§ GIVEN EXERCISE:
Below are entries to be transcribed exactly; exclude the pictures from the copy.

§ EXCERPTED RECORDS:

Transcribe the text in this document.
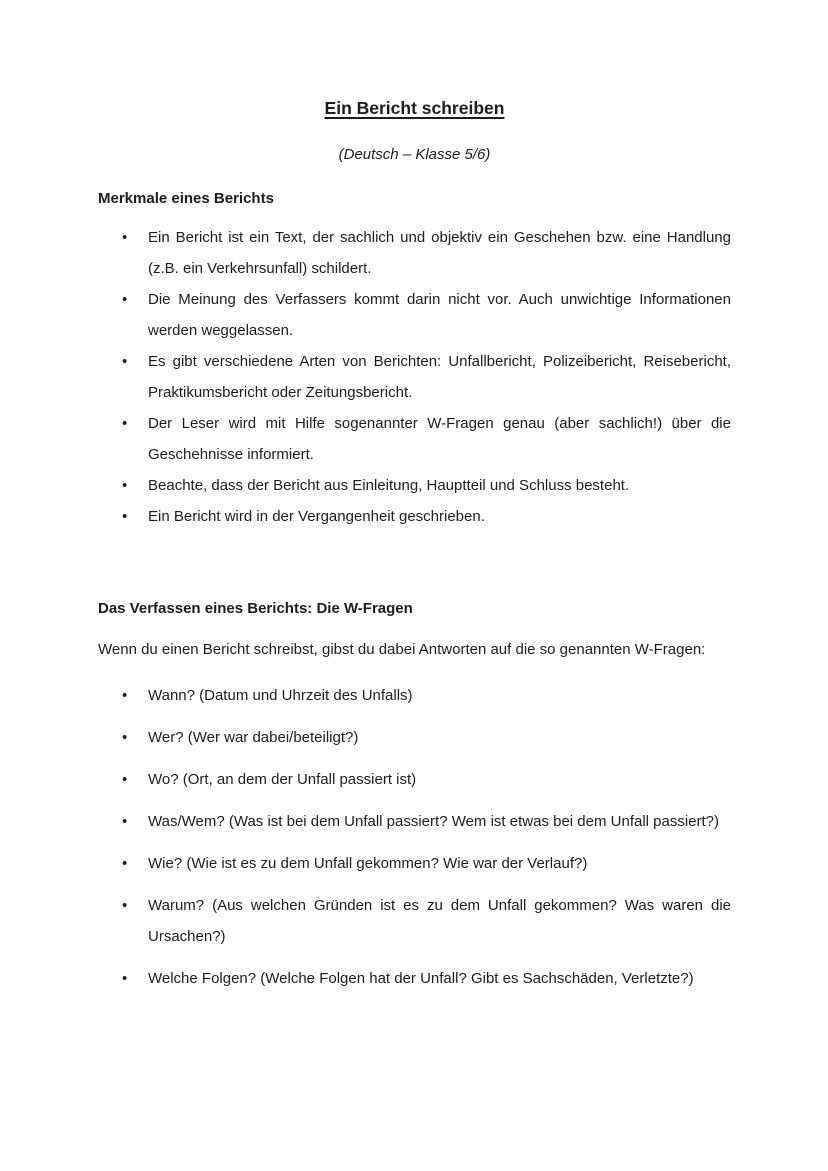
Ein Bericht schreiben

(Deutsch – Klasse 5/6)

Merkmale eines Berichts
• Ein Bericht ist ein Text, der sachlich und objektiv ein Geschehen bzw. eine Handlung
(z.B. ein Verkehrsunfall) schildert.
• Die Meinung des Verfassers kommt darin nicht vor. Auch unwichtige Informationen
werden weggelassen.
• Es gibt verschiedene Arten von Berichten: Unfallbericht, Polizeibericht, Reisebericht,
Praktikumsbericht oder Zeitungsbericht.
• Der Leser wird mit Hilfe sogenannter W-Fragen genau (aber sachlich!) über die
Geschehnisse informiert.
• Beachte, dass der Bericht aus Einleitung, Hauptteil und Schluss besteht.
• Ein Bericht wird in der Vergangenheit geschrieben.
Das Verfassen eines Berichts: Die W-Fragen

Wenn du einen Bericht schreibst, gibst du dabei Antworten auf die so genannten W-Fragen:

• Wann? (Datum und Uhrzeit des Unfalls)
• Wer? (Wer war dabei/beteiligt?)
• Wo? (Ort, an dem der Unfall passiert ist)
• Was/Wem? (Was ist bei dem Unfall passiert? Wem ist etwas bei dem Unfall passiert?)
• Wie? (Wie ist es zu dem Unfall gekommen? Wie war der Verlauf?)
• Warum? (Aus welchen Gründen ist es zu dem Unfall gekommen? Was waren die
Ursachen?)
• Welche Folgen? (Welche Folgen hat der Unfall? Gibt es Sachschäden, Verletzte?)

§ SOLUTION TO THE PROBLEM:
Transcribe the text in this document.
Ein Bericht schreiben

(Deutsch – Klasse 5/6)

Merkmale eines Berichts
• Ein Bericht ist ein Text, der sachlich und objektiv ein Geschehen bzw. eine Handlung
(z.B. ein Verkehrsunfall) schildert.
• Die Meinung des Verfassers kommt darin nicht vor. Auch unwichtige Informationen
werden weggelassen.
• Es gibt verschiedene Arten von Berichten: Unfallbericht, Polizeibericht, Reisebericht,
Praktikumsbericht oder Zeitungsbericht.
• Der Leser wird mit Hilfe sogenannter W-Fragen genau (aber sachlich!) über die
Geschehnisse informiert.
• Beachte, dass der Bericht aus Einleitung, Hauptteil und Schluss besteht.
• Ein Bericht wird in der Vergangenheit geschrieben.
Das Verfassen eines Berichts: Die W-Fragen

Wenn du einen Bericht schreibst, gibst du dabei Antworten auf die so genannten W-Fragen:

• Wann? (Datum und Uhrzeit des Unfalls)
• Wer? (Wer war dabei/beteiligt?)
• Wo? (Ort, an dem der Unfall passiert ist)
• Was/Wem? (Was ist bei dem Unfall passiert? Wem ist etwas bei dem Unfall passiert?)
• Wie? (Wie ist es zu dem Unfall gekommen? Wie war der Verlauf?)
• Warum? (Aus welchen Gründen ist es zu dem Unfall gekommen? Was waren die
Ursachen?)
• Welche Folgen? (Welche Folgen hat der Unfall? Gibt es Sachschäden, Verletzte?)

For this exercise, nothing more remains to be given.